(YOUR TASK) Copy out all lines of the records in which the word "days" appears.

(DATASET EXCERPTS)
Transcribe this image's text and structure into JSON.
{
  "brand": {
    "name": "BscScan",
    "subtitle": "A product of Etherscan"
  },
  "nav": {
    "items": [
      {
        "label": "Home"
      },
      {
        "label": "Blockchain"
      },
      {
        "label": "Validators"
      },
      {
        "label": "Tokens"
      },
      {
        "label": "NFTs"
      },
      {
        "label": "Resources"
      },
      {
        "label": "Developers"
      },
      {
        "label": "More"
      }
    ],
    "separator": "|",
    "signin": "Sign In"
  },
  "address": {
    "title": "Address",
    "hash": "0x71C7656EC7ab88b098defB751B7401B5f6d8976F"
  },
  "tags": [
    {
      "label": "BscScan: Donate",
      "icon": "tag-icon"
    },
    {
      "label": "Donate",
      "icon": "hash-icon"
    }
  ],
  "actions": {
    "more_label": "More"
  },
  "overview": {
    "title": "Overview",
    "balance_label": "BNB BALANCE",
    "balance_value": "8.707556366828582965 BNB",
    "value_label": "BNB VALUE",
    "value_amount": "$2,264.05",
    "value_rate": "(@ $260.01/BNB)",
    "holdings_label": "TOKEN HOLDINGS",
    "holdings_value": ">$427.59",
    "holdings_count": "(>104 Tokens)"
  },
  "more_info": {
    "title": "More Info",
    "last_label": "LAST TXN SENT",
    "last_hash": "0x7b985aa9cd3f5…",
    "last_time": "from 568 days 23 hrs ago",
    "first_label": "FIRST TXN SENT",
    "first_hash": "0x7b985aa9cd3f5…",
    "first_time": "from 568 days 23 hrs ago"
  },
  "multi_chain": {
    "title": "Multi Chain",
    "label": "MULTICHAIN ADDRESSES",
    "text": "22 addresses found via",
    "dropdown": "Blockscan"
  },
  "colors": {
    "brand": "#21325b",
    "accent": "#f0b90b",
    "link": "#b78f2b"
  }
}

(COMPLETED EXERCISE)
    "last_time": "from 568 days 23 hrs ago",
    "first_time": "from 568 days 23 hrs ago"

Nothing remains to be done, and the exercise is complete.